◆ WHAT TO WORK ON ◆
Every record below is to be retyped exactly.

◆ RAW RECORDS ◆
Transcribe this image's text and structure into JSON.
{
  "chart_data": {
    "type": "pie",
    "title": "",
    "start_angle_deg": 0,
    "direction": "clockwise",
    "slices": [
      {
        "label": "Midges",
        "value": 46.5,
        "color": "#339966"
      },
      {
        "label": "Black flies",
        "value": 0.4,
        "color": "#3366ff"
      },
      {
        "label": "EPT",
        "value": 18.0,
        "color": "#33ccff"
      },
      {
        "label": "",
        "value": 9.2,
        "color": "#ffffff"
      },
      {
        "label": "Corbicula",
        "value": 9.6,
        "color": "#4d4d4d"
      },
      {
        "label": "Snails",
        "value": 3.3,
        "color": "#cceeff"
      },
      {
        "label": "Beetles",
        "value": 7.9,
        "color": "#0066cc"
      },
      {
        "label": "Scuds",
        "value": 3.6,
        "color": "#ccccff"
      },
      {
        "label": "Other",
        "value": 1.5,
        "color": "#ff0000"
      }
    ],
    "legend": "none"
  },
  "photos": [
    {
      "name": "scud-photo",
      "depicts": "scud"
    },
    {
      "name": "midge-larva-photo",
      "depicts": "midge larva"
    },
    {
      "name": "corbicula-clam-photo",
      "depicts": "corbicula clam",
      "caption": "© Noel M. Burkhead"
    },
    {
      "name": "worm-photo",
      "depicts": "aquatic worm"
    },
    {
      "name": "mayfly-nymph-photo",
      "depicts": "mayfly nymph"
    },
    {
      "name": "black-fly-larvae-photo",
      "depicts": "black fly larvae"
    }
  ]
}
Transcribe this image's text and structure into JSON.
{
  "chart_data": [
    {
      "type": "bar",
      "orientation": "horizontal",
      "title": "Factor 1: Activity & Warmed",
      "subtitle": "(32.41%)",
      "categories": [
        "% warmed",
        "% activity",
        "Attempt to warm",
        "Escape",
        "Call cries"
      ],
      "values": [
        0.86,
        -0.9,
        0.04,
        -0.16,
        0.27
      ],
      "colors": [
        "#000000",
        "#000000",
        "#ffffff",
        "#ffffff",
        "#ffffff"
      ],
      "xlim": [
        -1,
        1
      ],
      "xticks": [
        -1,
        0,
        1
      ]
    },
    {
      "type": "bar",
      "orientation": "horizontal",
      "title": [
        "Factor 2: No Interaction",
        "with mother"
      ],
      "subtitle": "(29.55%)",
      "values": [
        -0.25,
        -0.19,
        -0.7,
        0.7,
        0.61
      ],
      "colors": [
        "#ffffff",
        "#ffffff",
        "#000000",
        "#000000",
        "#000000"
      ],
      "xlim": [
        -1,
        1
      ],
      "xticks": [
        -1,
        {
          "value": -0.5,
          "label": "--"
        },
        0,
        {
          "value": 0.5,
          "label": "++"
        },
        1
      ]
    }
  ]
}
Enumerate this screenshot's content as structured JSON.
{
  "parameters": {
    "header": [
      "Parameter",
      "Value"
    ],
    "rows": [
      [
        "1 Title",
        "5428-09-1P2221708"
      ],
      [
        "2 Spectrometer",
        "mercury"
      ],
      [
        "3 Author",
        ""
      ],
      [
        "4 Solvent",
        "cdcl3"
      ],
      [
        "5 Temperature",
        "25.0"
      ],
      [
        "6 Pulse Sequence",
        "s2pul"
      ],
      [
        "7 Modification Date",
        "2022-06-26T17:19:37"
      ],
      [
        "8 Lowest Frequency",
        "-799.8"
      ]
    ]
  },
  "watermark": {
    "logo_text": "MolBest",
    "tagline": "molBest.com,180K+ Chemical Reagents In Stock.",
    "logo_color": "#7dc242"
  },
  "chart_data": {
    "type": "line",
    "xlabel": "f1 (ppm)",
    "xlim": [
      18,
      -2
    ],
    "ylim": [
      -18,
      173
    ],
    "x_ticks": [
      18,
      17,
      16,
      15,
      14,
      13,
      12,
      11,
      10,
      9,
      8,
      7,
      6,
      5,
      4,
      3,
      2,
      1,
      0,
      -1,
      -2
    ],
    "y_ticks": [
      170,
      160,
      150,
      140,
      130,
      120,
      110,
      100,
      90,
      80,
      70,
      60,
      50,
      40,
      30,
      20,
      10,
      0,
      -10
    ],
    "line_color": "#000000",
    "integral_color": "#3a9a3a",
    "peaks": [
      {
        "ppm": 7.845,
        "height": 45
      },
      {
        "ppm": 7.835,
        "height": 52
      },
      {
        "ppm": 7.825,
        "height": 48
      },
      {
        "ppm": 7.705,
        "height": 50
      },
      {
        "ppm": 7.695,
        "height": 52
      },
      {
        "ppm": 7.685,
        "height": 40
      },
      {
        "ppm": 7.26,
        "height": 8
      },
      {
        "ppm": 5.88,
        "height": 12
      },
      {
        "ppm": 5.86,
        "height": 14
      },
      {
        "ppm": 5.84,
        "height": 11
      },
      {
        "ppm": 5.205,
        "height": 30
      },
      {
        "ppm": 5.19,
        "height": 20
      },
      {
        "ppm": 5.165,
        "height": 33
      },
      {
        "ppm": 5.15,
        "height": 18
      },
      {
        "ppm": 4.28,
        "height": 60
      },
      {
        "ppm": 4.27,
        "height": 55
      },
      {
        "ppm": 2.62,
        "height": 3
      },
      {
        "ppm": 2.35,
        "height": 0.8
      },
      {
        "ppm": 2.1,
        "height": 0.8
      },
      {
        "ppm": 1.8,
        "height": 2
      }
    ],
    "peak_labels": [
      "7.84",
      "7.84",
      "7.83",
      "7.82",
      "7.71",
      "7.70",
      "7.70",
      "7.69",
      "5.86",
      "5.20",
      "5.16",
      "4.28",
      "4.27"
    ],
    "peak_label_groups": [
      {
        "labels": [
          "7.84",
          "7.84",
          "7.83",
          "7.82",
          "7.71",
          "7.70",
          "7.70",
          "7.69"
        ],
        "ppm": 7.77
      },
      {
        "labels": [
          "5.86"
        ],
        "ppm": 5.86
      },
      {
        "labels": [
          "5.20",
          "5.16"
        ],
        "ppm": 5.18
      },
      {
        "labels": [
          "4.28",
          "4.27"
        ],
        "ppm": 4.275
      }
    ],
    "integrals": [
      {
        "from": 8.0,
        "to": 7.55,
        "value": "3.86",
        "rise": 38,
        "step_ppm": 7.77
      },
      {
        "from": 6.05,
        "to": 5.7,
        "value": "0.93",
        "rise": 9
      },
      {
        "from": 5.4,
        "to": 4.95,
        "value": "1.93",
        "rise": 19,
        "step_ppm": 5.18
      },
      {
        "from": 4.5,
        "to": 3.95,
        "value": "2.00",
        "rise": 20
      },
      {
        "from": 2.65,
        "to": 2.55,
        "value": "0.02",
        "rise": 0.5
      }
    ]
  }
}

◆ WRITTEN RESPONSE ◆
Transcribe this image's text and structure into JSON.
{
  "chart_data": {
    "type": "pie",
    "title": "",
    "start_angle_deg": 0,
    "direction": "clockwise",
    "slices": [
      {
        "label": "Midges",
        "value": 46.5,
        "color": "#339966"
      },
      {
        "label": "Black flies",
        "value": 0.4,
        "color": "#3366ff"
      },
      {
        "label": "EPT",
        "value": 18.0,
        "color": "#33ccff"
      },
      {
        "label": "",
        "value": 9.2,
        "color": "#ffffff"
      },
      {
        "label": "Corbicula",
        "value": 9.6,
        "color": "#4d4d4d"
      },
      {
        "label": "Snails",
        "value": 3.3,
        "color": "#cceeff"
      },
      {
        "label": "Beetles",
        "value": 7.9,
        "color": "#0066cc"
      },
      {
        "label": "Scuds",
        "value": 3.6,
        "color": "#ccccff"
      },
      {
        "label": "Other",
        "value": 1.5,
        "color": "#ff0000"
      }
    ],
    "legend": "none"
  },
  "photos": [
    {
      "name": "scud-photo",
      "depicts": "scud"
    },
    {
      "name": "midge-larva-photo",
      "depicts": "midge larva"
    },
    {
      "name": "corbicula-clam-photo",
      "depicts": "corbicula clam",
      "caption": "© Noel M. Burkhead"
    },
    {
      "name": "worm-photo",
      "depicts": "aquatic worm"
    },
    {
      "name": "mayfly-nymph-photo",
      "depicts": "mayfly nymph"
    },
    {
      "name": "black-fly-larvae-photo",
      "depicts": "black fly larvae"
    }
  ]
}
Transcribe this image's text and structure into JSON.
{
  "chart_data": [
    {
      "type": "bar",
      "orientation": "horizontal",
      "title": "Factor 1: Activity & Warmed",
      "subtitle": "(32.41%)",
      "categories": [
        "% warmed",
        "% activity",
        "Attempt to warm",
        "Escape",
        "Call cries"
      ],
      "values": [
        0.86,
        -0.9,
        0.04,
        -0.16,
        0.27
      ],
      "colors": [
        "#000000",
        "#000000",
        "#ffffff",
        "#ffffff",
        "#ffffff"
      ],
      "xlim": [
        -1,
        1
      ],
      "xticks": [
        -1,
        0,
        1
      ]
    },
    {
      "type": "bar",
      "orientation": "horizontal",
      "title": [
        "Factor 2: No Interaction",
        "with mother"
      ],
      "subtitle": "(29.55%)",
      "values": [
        -0.25,
        -0.19,
        -0.7,
        0.7,
        0.61
      ],
      "colors": [
        "#ffffff",
        "#ffffff",
        "#000000",
        "#000000",
        "#000000"
      ],
      "xlim": [
        -1,
        1
      ],
      "xticks": [
        -1,
        {
          "value": -0.5,
          "label": "--"
        },
        0,
        {
          "value": 0.5,
          "label": "++"
        },
        1
      ]
    }
  ]
}
Enumerate this screenshot's content as structured JSON.
{
  "parameters": {
    "header": [
      "Parameter",
      "Value"
    ],
    "rows": [
      [
        "1 Title",
        "5428-09-1P2221708"
      ],
      [
        "2 Spectrometer",
        "mercury"
      ],
      [
        "3 Author",
        ""
      ],
      [
        "4 Solvent",
        "cdcl3"
      ],
      [
        "5 Temperature",
        "25.0"
      ],
      [
        "6 Pulse Sequence",
        "s2pul"
      ],
      [
        "7 Modification Date",
        "2022-06-26T17:19:37"
      ],
      [
        "8 Lowest Frequency",
        "-799.8"
      ]
    ]
  },
  "watermark": {
    "logo_text": "MolBest",
    "tagline": "molBest.com,180K+ Chemical Reagents In Stock.",
    "logo_color": "#7dc242"
  },
  "chart_data": {
    "type": "line",
    "xlabel": "f1 (ppm)",
    "xlim": [
      18,
      -2
    ],
    "ylim": [
      -18,
      173
    ],
    "x_ticks": [
      18,
      17,
      16,
      15,
      14,
      13,
      12,
      11,
      10,
      9,
      8,
      7,
      6,
      5,
      4,
      3,
      2,
      1,
      0,
      -1,
      -2
    ],
    "y_ticks": [
      170,
      160,
      150,
      140,
      130,
      120,
      110,
      100,
      90,
      80,
      70,
      60,
      50,
      40,
      30,
      20,
      10,
      0,
      -10
    ],
    "line_color": "#000000",
    "integral_color": "#3a9a3a",
    "peaks": [
      {
        "ppm": 7.845,
        "height": 45
      },
      {
        "ppm": 7.835,
        "height": 52
      },
      {
        "ppm": 7.825,
        "height": 48
      },
      {
        "ppm": 7.705,
        "height": 50
      },
      {
        "ppm": 7.695,
        "height": 52
      },
      {
        "ppm": 7.685,
        "height": 40
      },
      {
        "ppm": 7.26,
        "height": 8
      },
      {
        "ppm": 5.88,
        "height": 12
      },
      {
        "ppm": 5.86,
        "height": 14
      },
      {
        "ppm": 5.84,
        "height": 11
      },
      {
        "ppm": 5.205,
        "height": 30
      },
      {
        "ppm": 5.19,
        "height": 20
      },
      {
        "ppm": 5.165,
        "height": 33
      },
      {
        "ppm": 5.15,
        "height": 18
      },
      {
        "ppm": 4.28,
        "height": 60
      },
      {
        "ppm": 4.27,
        "height": 55
      },
      {
        "ppm": 2.62,
        "height": 3
      },
      {
        "ppm": 2.35,
        "height": 0.8
      },
      {
        "ppm": 2.1,
        "height": 0.8
      },
      {
        "ppm": 1.8,
        "height": 2
      }
    ],
    "peak_labels": [
      "7.84",
      "7.84",
      "7.83",
      "7.82",
      "7.71",
      "7.70",
      "7.70",
      "7.69",
      "5.86",
      "5.20",
      "5.16",
      "4.28",
      "4.27"
    ],
    "peak_label_groups": [
      {
        "labels": [
          "7.84",
          "7.84",
          "7.83",
          "7.82",
          "7.71",
          "7.70",
          "7.70",
          "7.69"
        ],
        "ppm": 7.77
      },
      {
        "labels": [
          "5.86"
        ],
        "ppm": 5.86
      },
      {
        "labels": [
          "5.20",
          "5.16"
        ],
        "ppm": 5.18
      },
      {
        "labels": [
          "4.28",
          "4.27"
        ],
        "ppm": 4.275
      }
    ],
    "integrals": [
      {
        "from": 8.0,
        "to": 7.55,
        "value": "3.86",
        "rise": 38,
        "step_ppm": 7.77
      },
      {
        "from": 6.05,
        "to": 5.7,
        "value": "0.93",
        "rise": 9
      },
      {
        "from": 5.4,
        "to": 4.95,
        "value": "1.93",
        "rise": 19,
        "step_ppm": 5.18
      },
      {
        "from": 4.5,
        "to": 3.95,
        "value": "2.00",
        "rise": 20
      },
      {
        "from": 2.65,
        "to": 2.55,
        "value": "0.02",
        "rise": 0.5
      }
    ]
  }
}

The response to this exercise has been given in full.